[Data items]

|---|

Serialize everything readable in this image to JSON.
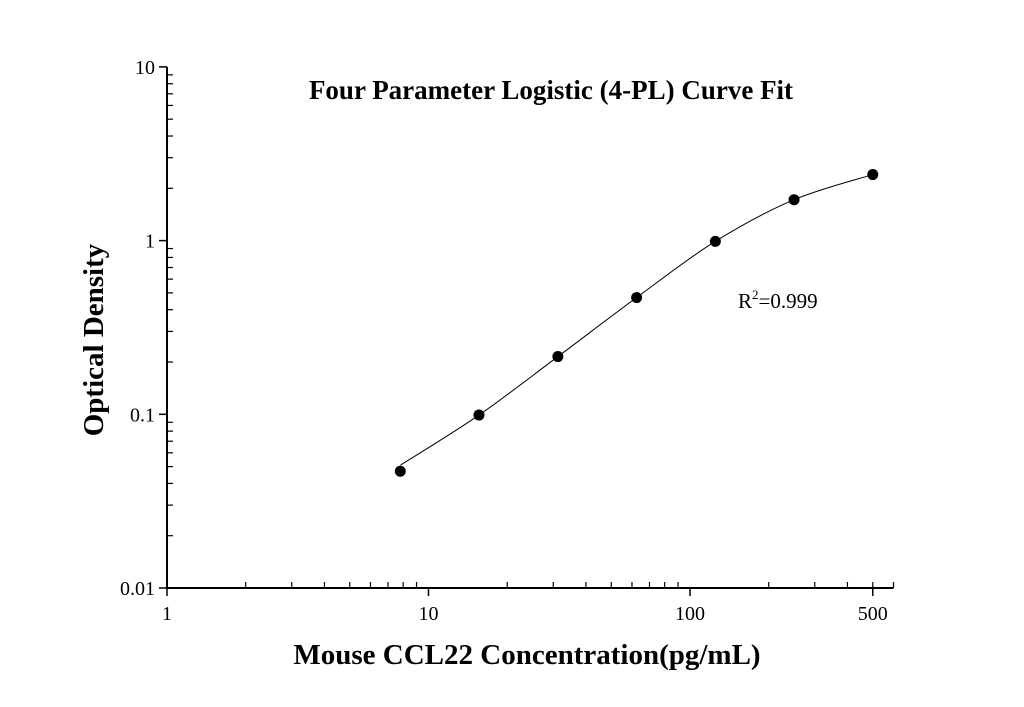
{
  "chart_data": {
    "type": "scatter",
    "title": "Four Parameter Logistic (4-PL) Curve Fit",
    "xlabel": "Mouse CCL22 Concentration(pg/mL)",
    "ylabel": "Optical Density",
    "xscale": "log",
    "yscale": "log",
    "xlim": [
      1,
      600
    ],
    "ylim": [
      0.01,
      10
    ],
    "x_ticks": [
      1,
      10,
      100,
      500
    ],
    "x_tick_labels": [
      "1",
      "10",
      "100",
      "500"
    ],
    "y_ticks": [
      0.01,
      0.1,
      1,
      10
    ],
    "y_tick_labels": [
      "0.01",
      "0.1",
      "1",
      "10"
    ],
    "grid": false,
    "series": [
      {
        "x": [
          7.8,
          15.6,
          31.25,
          62.5,
          125,
          250,
          500
        ],
        "y": [
          0.047,
          0.099,
          0.215,
          0.47,
          0.99,
          1.72,
          2.4
        ],
        "marker": "filled-circle",
        "fit_line": true
      }
    ],
    "annotation": {
      "base": "R",
      "sup": "2",
      "text": "=0.999"
    },
    "colors": {
      "points": "#000000",
      "line": "#000000"
    }
  }
}
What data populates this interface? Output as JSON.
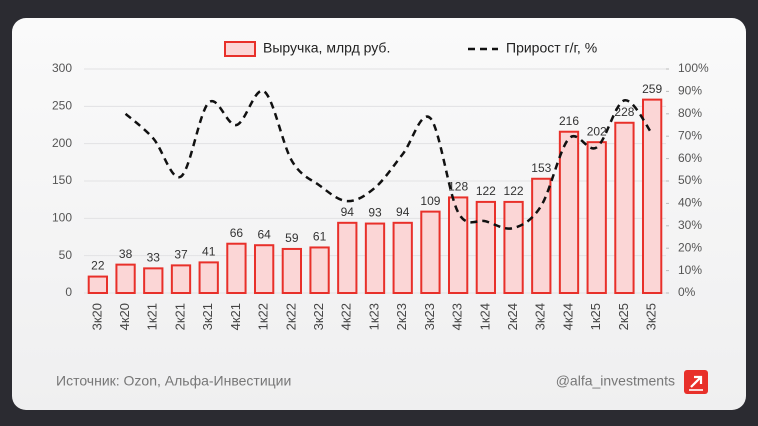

|---|

- **Instruction**: Output each line exactly; omit every picture.

- **Right answer**:
Serialize everything readable in this image to JSON.
{
  "chart_data": {
    "type": "scatter",
    "title": "Four Parameter Logistic (4-PL) Curve Fit",
    "xlabel": "Mouse CCL22 Concentration(pg/mL)",
    "ylabel": "Optical Density",
    "xscale": "log",
    "yscale": "log",
    "xlim": [
      1,
      600
    ],
    "ylim": [
      0.01,
      10
    ],
    "x_ticks": [
      1,
      10,
      100,
      500
    ],
    "x_tick_labels": [
      "1",
      "10",
      "100",
      "500"
    ],
    "y_ticks": [
      0.01,
      0.1,
      1,
      10
    ],
    "y_tick_labels": [
      "0.01",
      "0.1",
      "1",
      "10"
    ],
    "grid": false,
    "series": [
      {
        "x": [
          7.8,
          15.6,
          31.25,
          62.5,
          125,
          250,
          500
        ],
        "y": [
          0.047,
          0.099,
          0.215,
          0.47,
          0.99,
          1.72,
          2.4
        ],
        "marker": "filled-circle",
        "fit_line": true
      }
    ],
    "annotation": {
      "base": "R",
      "sup": "2",
      "text": "=0.999"
    },
    "colors": {
      "points": "#000000",
      "line": "#000000"
    }
  }
}
What data populates this interface? Output as JSON.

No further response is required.